* MATERIAL PROVIDED *
==================================================
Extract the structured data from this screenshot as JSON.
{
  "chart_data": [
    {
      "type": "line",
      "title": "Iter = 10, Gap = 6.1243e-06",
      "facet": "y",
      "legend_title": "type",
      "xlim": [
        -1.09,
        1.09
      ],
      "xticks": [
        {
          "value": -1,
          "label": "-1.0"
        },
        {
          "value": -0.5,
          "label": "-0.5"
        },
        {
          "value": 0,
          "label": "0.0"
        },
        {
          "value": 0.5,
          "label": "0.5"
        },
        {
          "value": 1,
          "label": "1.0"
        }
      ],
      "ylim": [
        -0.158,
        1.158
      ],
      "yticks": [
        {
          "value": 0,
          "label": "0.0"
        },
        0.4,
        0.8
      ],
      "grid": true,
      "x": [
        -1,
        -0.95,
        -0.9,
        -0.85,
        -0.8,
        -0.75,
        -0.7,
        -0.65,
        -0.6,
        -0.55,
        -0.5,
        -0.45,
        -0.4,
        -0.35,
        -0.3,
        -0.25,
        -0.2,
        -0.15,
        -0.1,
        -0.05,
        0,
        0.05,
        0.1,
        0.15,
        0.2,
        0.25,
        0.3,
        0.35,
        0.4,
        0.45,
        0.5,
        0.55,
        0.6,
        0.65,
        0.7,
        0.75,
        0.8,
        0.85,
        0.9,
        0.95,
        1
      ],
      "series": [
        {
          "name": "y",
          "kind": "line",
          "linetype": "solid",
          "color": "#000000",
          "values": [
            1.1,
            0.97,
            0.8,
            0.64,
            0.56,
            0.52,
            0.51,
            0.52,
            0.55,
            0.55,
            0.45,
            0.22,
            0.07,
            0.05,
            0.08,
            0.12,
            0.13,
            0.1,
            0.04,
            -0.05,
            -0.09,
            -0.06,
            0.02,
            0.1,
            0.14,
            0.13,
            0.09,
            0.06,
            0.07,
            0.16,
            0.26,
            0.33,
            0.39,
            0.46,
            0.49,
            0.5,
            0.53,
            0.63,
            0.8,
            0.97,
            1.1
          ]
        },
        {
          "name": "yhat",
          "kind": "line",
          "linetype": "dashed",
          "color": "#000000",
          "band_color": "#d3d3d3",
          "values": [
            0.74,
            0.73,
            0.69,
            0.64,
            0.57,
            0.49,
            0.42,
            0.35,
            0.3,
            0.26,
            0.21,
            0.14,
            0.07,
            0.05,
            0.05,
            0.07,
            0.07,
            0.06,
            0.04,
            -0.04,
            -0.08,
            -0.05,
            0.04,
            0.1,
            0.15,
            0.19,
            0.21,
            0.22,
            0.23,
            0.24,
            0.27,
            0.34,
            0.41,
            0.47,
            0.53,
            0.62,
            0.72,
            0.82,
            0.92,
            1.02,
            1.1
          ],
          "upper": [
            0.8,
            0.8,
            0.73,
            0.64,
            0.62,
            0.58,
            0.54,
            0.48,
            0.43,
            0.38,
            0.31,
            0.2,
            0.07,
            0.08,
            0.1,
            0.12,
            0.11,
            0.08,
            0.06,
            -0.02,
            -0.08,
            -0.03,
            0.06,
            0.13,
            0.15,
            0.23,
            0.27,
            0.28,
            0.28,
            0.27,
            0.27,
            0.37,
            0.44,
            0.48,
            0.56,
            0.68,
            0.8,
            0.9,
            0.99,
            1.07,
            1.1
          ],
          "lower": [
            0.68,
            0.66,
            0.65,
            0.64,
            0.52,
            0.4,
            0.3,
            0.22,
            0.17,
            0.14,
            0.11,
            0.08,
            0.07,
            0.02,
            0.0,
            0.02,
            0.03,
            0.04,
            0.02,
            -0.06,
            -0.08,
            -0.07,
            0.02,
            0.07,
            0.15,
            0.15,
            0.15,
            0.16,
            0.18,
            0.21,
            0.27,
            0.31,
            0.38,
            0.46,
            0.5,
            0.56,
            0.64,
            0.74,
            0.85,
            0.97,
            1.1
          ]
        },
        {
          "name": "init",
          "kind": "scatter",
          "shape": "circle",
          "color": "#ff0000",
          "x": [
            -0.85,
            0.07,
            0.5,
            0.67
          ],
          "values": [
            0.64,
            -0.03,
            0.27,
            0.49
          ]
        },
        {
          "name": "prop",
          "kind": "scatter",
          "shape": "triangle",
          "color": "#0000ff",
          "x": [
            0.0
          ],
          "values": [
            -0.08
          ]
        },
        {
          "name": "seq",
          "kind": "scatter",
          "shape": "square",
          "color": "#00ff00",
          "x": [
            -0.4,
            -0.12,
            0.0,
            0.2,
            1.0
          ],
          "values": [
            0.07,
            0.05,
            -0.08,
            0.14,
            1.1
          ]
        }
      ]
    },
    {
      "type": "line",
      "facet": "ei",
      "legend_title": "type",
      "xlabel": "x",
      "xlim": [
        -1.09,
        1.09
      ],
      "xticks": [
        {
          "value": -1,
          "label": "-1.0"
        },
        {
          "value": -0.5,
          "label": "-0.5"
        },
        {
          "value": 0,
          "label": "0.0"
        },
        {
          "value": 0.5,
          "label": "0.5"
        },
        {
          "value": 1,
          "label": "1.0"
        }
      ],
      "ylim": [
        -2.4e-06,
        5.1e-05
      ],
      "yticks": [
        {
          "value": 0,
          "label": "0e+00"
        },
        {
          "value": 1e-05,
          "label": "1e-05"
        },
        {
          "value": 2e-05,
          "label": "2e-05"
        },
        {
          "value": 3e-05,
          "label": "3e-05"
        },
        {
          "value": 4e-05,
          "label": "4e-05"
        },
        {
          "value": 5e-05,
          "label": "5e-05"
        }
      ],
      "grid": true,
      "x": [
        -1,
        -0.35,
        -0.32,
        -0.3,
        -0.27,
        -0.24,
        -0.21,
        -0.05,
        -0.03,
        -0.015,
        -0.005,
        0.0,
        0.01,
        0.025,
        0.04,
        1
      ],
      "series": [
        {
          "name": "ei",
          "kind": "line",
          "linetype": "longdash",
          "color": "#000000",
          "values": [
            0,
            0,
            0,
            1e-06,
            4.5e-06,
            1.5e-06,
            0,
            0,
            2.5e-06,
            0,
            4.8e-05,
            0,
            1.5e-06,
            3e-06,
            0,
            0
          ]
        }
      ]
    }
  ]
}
==================================================
* WRITTEN TASK *
Repeat each entry word for word.

* SOLUTION FOR THIS EXERCISE *
Extract the structured data from this screenshot as JSON.
{
  "chart_data": [
    {
      "type": "line",
      "title": "Iter = 10, Gap = 6.1243e-06",
      "facet": "y",
      "legend_title": "type",
      "xlim": [
        -1.09,
        1.09
      ],
      "xticks": [
        {
          "value": -1,
          "label": "-1.0"
        },
        {
          "value": -0.5,
          "label": "-0.5"
        },
        {
          "value": 0,
          "label": "0.0"
        },
        {
          "value": 0.5,
          "label": "0.5"
        },
        {
          "value": 1,
          "label": "1.0"
        }
      ],
      "ylim": [
        -0.158,
        1.158
      ],
      "yticks": [
        {
          "value": 0,
          "label": "0.0"
        },
        0.4,
        0.8
      ],
      "grid": true,
      "x": [
        -1,
        -0.95,
        -0.9,
        -0.85,
        -0.8,
        -0.75,
        -0.7,
        -0.65,
        -0.6,
        -0.55,
        -0.5,
        -0.45,
        -0.4,
        -0.35,
        -0.3,
        -0.25,
        -0.2,
        -0.15,
        -0.1,
        -0.05,
        0,
        0.05,
        0.1,
        0.15,
        0.2,
        0.25,
        0.3,
        0.35,
        0.4,
        0.45,
        0.5,
        0.55,
        0.6,
        0.65,
        0.7,
        0.75,
        0.8,
        0.85,
        0.9,
        0.95,
        1
      ],
      "series": [
        {
          "name": "y",
          "kind": "line",
          "linetype": "solid",
          "color": "#000000",
          "values": [
            1.1,
            0.97,
            0.8,
            0.64,
            0.56,
            0.52,
            0.51,
            0.52,
            0.55,
            0.55,
            0.45,
            0.22,
            0.07,
            0.05,
            0.08,
            0.12,
            0.13,
            0.1,
            0.04,
            -0.05,
            -0.09,
            -0.06,
            0.02,
            0.1,
            0.14,
            0.13,
            0.09,
            0.06,
            0.07,
            0.16,
            0.26,
            0.33,
            0.39,
            0.46,
            0.49,
            0.5,
            0.53,
            0.63,
            0.8,
            0.97,
            1.1
          ]
        },
        {
          "name": "yhat",
          "kind": "line",
          "linetype": "dashed",
          "color": "#000000",
          "band_color": "#d3d3d3",
          "values": [
            0.74,
            0.73,
            0.69,
            0.64,
            0.57,
            0.49,
            0.42,
            0.35,
            0.3,
            0.26,
            0.21,
            0.14,
            0.07,
            0.05,
            0.05,
            0.07,
            0.07,
            0.06,
            0.04,
            -0.04,
            -0.08,
            -0.05,
            0.04,
            0.1,
            0.15,
            0.19,
            0.21,
            0.22,
            0.23,
            0.24,
            0.27,
            0.34,
            0.41,
            0.47,
            0.53,
            0.62,
            0.72,
            0.82,
            0.92,
            1.02,
            1.1
          ],
          "upper": [
            0.8,
            0.8,
            0.73,
            0.64,
            0.62,
            0.58,
            0.54,
            0.48,
            0.43,
            0.38,
            0.31,
            0.2,
            0.07,
            0.08,
            0.1,
            0.12,
            0.11,
            0.08,
            0.06,
            -0.02,
            -0.08,
            -0.03,
            0.06,
            0.13,
            0.15,
            0.23,
            0.27,
            0.28,
            0.28,
            0.27,
            0.27,
            0.37,
            0.44,
            0.48,
            0.56,
            0.68,
            0.8,
            0.9,
            0.99,
            1.07,
            1.1
          ],
          "lower": [
            0.68,
            0.66,
            0.65,
            0.64,
            0.52,
            0.4,
            0.3,
            0.22,
            0.17,
            0.14,
            0.11,
            0.08,
            0.07,
            0.02,
            0.0,
            0.02,
            0.03,
            0.04,
            0.02,
            -0.06,
            -0.08,
            -0.07,
            0.02,
            0.07,
            0.15,
            0.15,
            0.15,
            0.16,
            0.18,
            0.21,
            0.27,
            0.31,
            0.38,
            0.46,
            0.5,
            0.56,
            0.64,
            0.74,
            0.85,
            0.97,
            1.1
          ]
        },
        {
          "name": "init",
          "kind": "scatter",
          "shape": "circle",
          "color": "#ff0000",
          "x": [
            -0.85,
            0.07,
            0.5,
            0.67
          ],
          "values": [
            0.64,
            -0.03,
            0.27,
            0.49
          ]
        },
        {
          "name": "prop",
          "kind": "scatter",
          "shape": "triangle",
          "color": "#0000ff",
          "x": [
            0.0
          ],
          "values": [
            -0.08
          ]
        },
        {
          "name": "seq",
          "kind": "scatter",
          "shape": "square",
          "color": "#00ff00",
          "x": [
            -0.4,
            -0.12,
            0.0,
            0.2,
            1.0
          ],
          "values": [
            0.07,
            0.05,
            -0.08,
            0.14,
            1.1
          ]
        }
      ]
    },
    {
      "type": "line",
      "facet": "ei",
      "legend_title": "type",
      "xlabel": "x",
      "xlim": [
        -1.09,
        1.09
      ],
      "xticks": [
        {
          "value": -1,
          "label": "-1.0"
        },
        {
          "value": -0.5,
          "label": "-0.5"
        },
        {
          "value": 0,
          "label": "0.0"
        },
        {
          "value": 0.5,
          "label": "0.5"
        },
        {
          "value": 1,
          "label": "1.0"
        }
      ],
      "ylim": [
        -2.4e-06,
        5.1e-05
      ],
      "yticks": [
        {
          "value": 0,
          "label": "0e+00"
        },
        {
          "value": 1e-05,
          "label": "1e-05"
        },
        {
          "value": 2e-05,
          "label": "2e-05"
        },
        {
          "value": 3e-05,
          "label": "3e-05"
        },
        {
          "value": 4e-05,
          "label": "4e-05"
        },
        {
          "value": 5e-05,
          "label": "5e-05"
        }
      ],
      "grid": true,
      "x": [
        -1,
        -0.35,
        -0.32,
        -0.3,
        -0.27,
        -0.24,
        -0.21,
        -0.05,
        -0.03,
        -0.015,
        -0.005,
        0.0,
        0.01,
        0.025,
        0.04,
        1
      ],
      "series": [
        {
          "name": "ei",
          "kind": "line",
          "linetype": "longdash",
          "color": "#000000",
          "values": [
            0,
            0,
            0,
            1e-06,
            4.5e-06,
            1.5e-06,
            0,
            0,
            2.5e-06,
            0,
            4.8e-05,
            0,
            1.5e-06,
            3e-06,
            0,
            0
          ]
        }
      ]
    }
  ]
}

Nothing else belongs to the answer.